### Dataset extract
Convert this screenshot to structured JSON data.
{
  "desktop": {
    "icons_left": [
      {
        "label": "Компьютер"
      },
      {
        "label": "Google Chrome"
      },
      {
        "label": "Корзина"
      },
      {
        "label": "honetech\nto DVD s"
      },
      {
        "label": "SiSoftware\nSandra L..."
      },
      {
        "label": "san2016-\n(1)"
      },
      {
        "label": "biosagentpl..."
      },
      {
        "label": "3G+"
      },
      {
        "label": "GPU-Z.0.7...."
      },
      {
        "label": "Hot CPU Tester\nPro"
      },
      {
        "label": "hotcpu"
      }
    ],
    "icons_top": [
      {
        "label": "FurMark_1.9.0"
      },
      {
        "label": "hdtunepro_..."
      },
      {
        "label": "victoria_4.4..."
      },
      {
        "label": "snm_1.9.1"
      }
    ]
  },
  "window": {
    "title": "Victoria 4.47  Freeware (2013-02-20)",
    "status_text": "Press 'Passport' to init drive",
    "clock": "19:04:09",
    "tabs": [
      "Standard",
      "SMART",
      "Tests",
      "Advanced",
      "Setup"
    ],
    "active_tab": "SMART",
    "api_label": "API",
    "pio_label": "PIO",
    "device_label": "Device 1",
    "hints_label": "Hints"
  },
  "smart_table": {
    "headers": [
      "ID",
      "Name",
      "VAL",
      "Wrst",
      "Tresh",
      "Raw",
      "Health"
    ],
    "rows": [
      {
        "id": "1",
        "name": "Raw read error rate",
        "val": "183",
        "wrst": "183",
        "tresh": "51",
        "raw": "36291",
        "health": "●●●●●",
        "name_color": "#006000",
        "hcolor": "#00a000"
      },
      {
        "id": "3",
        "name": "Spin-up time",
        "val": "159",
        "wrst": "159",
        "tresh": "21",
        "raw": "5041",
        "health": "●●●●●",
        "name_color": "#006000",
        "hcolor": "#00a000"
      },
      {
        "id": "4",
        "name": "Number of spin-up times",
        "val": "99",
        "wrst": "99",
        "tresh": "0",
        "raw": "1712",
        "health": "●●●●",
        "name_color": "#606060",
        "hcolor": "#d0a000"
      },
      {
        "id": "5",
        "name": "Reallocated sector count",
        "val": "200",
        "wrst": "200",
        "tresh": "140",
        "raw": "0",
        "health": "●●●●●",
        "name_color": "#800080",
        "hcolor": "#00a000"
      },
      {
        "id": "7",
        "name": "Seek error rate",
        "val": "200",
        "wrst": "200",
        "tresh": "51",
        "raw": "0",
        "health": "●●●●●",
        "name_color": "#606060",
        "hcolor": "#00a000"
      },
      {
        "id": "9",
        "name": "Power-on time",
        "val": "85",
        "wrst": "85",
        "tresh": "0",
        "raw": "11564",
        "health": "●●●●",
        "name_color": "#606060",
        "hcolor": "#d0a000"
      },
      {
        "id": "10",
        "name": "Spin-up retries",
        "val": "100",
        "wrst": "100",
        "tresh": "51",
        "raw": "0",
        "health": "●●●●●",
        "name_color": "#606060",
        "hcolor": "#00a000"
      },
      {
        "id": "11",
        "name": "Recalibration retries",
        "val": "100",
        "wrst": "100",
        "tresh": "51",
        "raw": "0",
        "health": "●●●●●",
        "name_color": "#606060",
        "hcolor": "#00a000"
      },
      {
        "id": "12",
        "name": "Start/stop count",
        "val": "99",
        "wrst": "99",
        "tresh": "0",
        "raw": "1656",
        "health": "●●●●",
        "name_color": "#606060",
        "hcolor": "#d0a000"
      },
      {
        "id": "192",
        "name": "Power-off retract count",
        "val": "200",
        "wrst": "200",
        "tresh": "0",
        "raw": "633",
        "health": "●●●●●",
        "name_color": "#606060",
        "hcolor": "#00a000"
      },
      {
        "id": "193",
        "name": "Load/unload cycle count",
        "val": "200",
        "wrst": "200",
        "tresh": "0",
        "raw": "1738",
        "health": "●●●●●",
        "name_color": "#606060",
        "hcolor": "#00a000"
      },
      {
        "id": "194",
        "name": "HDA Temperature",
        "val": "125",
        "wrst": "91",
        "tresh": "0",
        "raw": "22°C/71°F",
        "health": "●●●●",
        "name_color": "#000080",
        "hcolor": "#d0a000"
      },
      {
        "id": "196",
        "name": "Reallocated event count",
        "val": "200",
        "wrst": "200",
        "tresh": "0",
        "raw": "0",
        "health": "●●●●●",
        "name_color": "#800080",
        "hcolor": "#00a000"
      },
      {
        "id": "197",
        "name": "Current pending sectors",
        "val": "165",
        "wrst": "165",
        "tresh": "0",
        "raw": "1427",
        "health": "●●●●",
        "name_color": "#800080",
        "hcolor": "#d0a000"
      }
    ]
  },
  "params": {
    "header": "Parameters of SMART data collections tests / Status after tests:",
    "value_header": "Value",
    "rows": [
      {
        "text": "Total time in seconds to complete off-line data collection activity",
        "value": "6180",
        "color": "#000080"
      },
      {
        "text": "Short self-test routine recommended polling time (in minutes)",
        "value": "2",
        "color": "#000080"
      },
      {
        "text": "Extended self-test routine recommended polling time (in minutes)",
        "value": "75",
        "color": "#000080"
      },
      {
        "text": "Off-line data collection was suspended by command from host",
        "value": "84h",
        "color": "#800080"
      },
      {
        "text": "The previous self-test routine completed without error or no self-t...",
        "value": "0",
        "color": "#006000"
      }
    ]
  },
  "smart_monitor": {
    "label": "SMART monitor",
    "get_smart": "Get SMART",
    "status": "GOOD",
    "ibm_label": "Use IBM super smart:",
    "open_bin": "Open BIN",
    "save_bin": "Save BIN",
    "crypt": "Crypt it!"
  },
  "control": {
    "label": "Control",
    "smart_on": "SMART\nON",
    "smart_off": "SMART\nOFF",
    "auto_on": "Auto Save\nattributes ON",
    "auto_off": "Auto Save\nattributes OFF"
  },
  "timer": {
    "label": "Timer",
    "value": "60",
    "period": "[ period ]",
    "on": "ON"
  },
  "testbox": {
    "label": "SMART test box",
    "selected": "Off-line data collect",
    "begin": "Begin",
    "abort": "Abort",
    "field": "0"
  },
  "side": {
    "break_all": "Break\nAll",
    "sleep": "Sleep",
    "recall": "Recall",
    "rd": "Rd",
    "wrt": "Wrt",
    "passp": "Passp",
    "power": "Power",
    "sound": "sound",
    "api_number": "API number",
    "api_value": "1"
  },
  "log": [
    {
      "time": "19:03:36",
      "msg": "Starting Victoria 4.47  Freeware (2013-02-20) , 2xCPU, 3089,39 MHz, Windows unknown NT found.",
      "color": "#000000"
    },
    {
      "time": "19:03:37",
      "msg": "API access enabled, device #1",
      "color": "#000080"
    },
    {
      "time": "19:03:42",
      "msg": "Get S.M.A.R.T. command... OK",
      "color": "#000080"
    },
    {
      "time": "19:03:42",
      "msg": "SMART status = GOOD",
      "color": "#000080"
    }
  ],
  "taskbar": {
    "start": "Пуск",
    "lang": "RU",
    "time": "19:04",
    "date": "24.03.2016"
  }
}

### Task brief
Show every line above in which the word "nattributes" occurs.

### Right answer
    "auto_on": "Auto Save\nattributes ON",
    "auto_off": "Auto Save\nattributes OFF"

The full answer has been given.